WHAT IS NEEDED: For every line in the records that has the word "with", make a copy.

RECORDS FOR PROCESSING:
☆ ☆ ☆

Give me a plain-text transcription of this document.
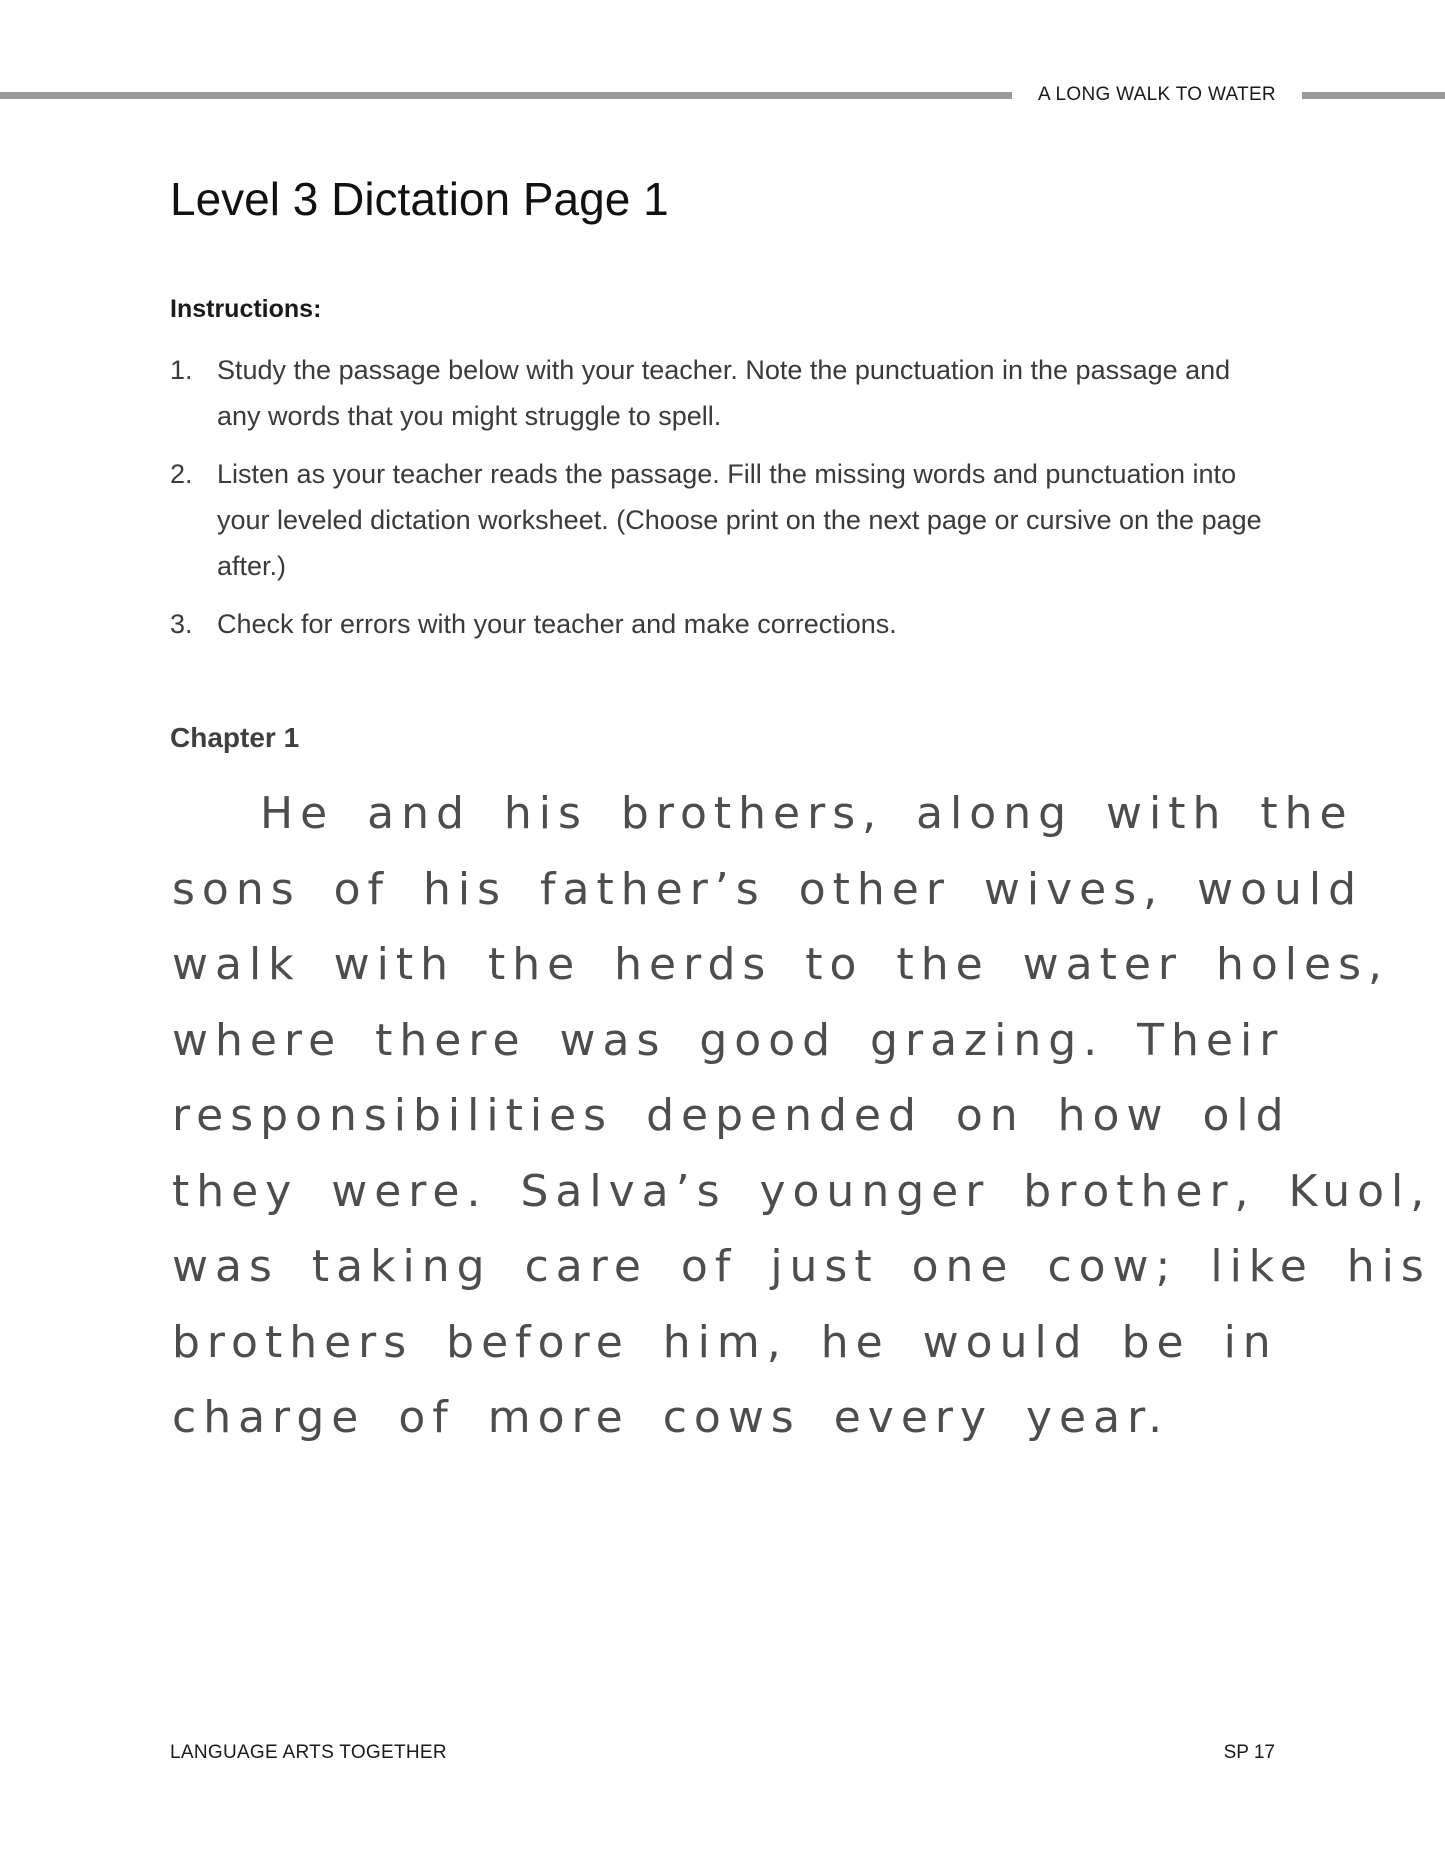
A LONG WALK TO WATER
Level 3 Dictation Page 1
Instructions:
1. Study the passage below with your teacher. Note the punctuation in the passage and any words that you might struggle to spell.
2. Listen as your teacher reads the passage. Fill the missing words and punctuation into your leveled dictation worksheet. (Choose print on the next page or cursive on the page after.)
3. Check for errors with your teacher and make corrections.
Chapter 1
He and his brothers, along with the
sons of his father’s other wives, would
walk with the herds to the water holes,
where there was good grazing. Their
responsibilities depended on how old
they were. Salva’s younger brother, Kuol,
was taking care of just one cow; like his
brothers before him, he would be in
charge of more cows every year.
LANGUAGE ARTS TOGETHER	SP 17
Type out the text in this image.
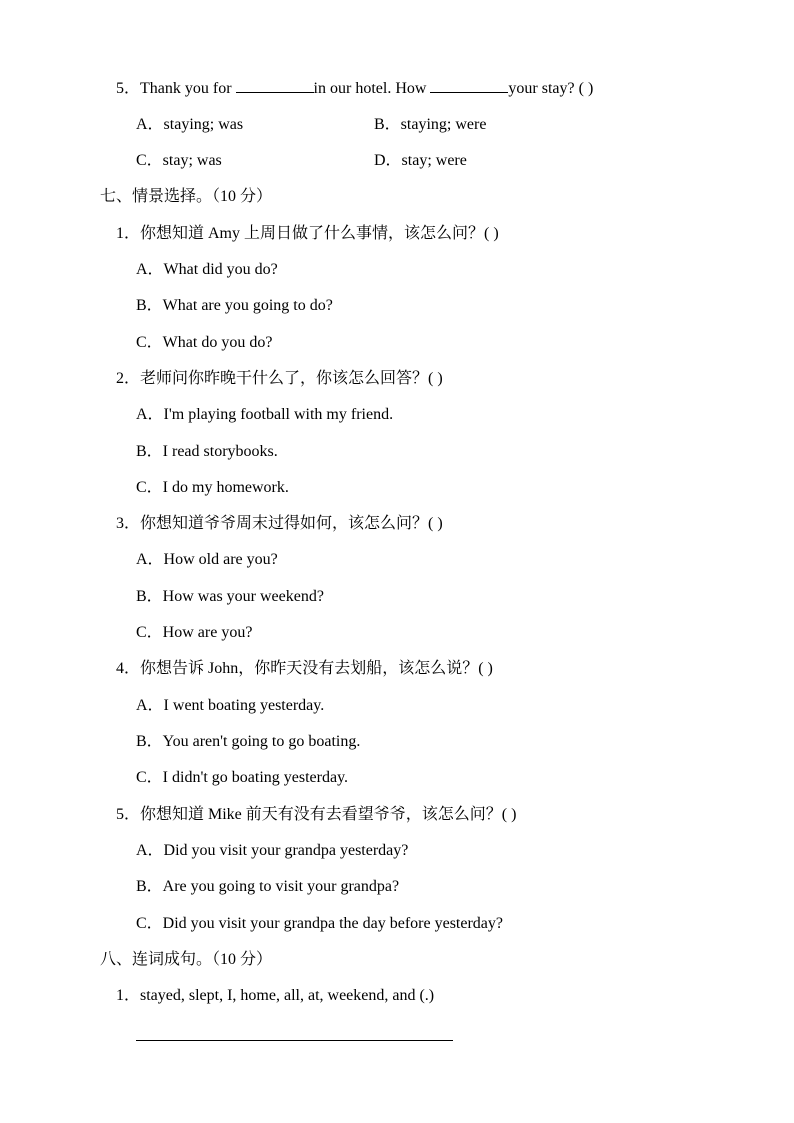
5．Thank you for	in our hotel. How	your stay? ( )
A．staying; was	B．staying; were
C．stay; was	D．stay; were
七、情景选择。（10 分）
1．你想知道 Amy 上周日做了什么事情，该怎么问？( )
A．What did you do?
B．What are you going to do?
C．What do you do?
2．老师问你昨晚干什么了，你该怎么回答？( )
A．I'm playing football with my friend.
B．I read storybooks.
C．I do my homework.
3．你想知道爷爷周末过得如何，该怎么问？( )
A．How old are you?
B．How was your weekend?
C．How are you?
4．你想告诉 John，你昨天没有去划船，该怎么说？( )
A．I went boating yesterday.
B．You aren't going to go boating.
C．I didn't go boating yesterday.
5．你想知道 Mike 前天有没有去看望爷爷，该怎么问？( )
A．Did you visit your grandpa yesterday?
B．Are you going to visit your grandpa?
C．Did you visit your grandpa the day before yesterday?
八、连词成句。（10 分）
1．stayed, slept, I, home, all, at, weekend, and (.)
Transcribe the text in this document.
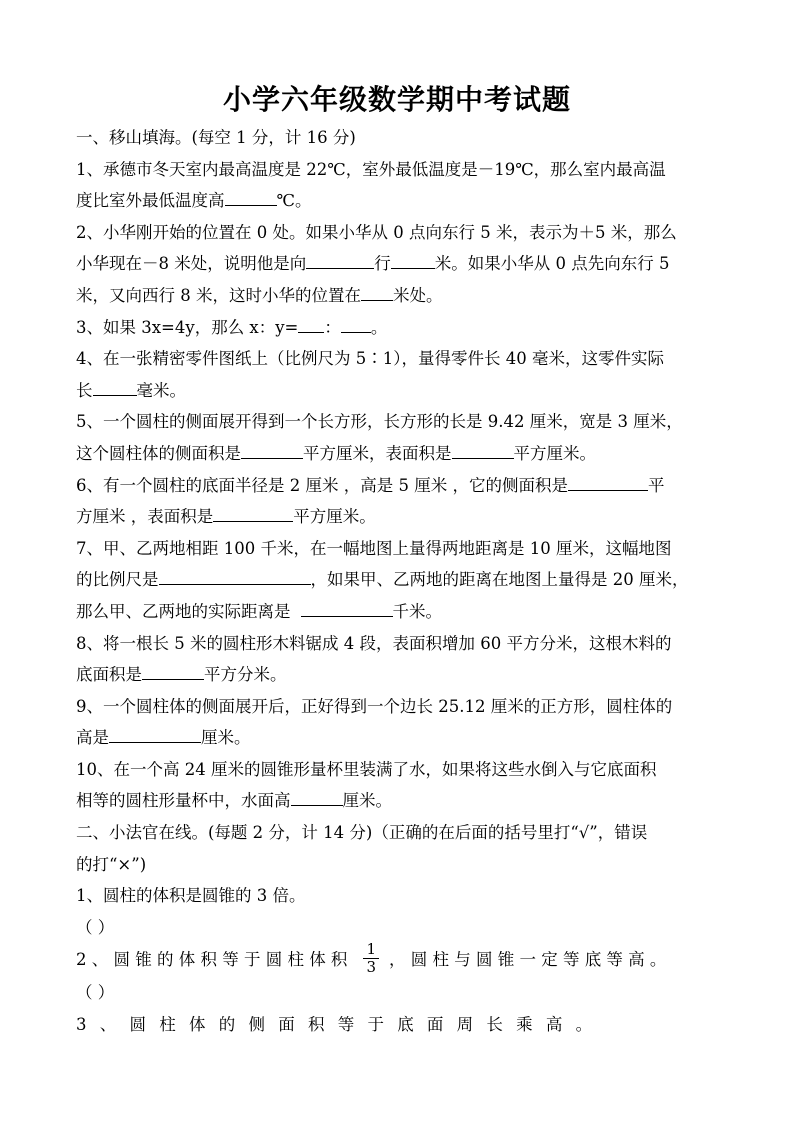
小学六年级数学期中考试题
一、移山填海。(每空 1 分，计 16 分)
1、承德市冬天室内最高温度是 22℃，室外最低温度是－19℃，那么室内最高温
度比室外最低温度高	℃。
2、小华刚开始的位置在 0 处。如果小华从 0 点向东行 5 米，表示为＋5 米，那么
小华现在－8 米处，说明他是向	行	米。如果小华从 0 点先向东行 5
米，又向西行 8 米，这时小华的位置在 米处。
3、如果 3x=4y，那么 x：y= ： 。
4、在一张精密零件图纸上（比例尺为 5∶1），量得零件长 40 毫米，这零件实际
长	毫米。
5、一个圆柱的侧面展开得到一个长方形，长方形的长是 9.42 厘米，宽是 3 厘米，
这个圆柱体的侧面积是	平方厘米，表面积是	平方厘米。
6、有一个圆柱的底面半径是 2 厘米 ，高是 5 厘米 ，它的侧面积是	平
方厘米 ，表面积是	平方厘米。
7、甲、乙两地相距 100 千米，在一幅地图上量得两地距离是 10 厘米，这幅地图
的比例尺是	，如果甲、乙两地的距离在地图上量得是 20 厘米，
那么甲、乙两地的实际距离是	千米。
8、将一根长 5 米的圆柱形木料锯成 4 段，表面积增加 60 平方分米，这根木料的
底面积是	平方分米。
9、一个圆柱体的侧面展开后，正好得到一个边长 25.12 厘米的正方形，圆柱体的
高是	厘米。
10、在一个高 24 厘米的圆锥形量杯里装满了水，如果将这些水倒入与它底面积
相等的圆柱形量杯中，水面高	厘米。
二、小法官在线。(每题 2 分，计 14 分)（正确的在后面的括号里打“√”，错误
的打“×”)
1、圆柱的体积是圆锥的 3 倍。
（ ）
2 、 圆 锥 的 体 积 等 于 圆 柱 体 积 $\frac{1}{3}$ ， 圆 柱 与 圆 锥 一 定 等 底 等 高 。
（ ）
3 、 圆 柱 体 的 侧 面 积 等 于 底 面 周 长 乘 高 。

☆ ☆ ☆

EXERCISE RESPONSE:
1. Study the passage below with your teacher. Note the punctuation in the passage and any words that you might struggle to spell.
3. Check for errors with your teacher and make corrections.
He and his brothers, along with the
walk with the herds to the water holes,
A．I'm playing football with my friend.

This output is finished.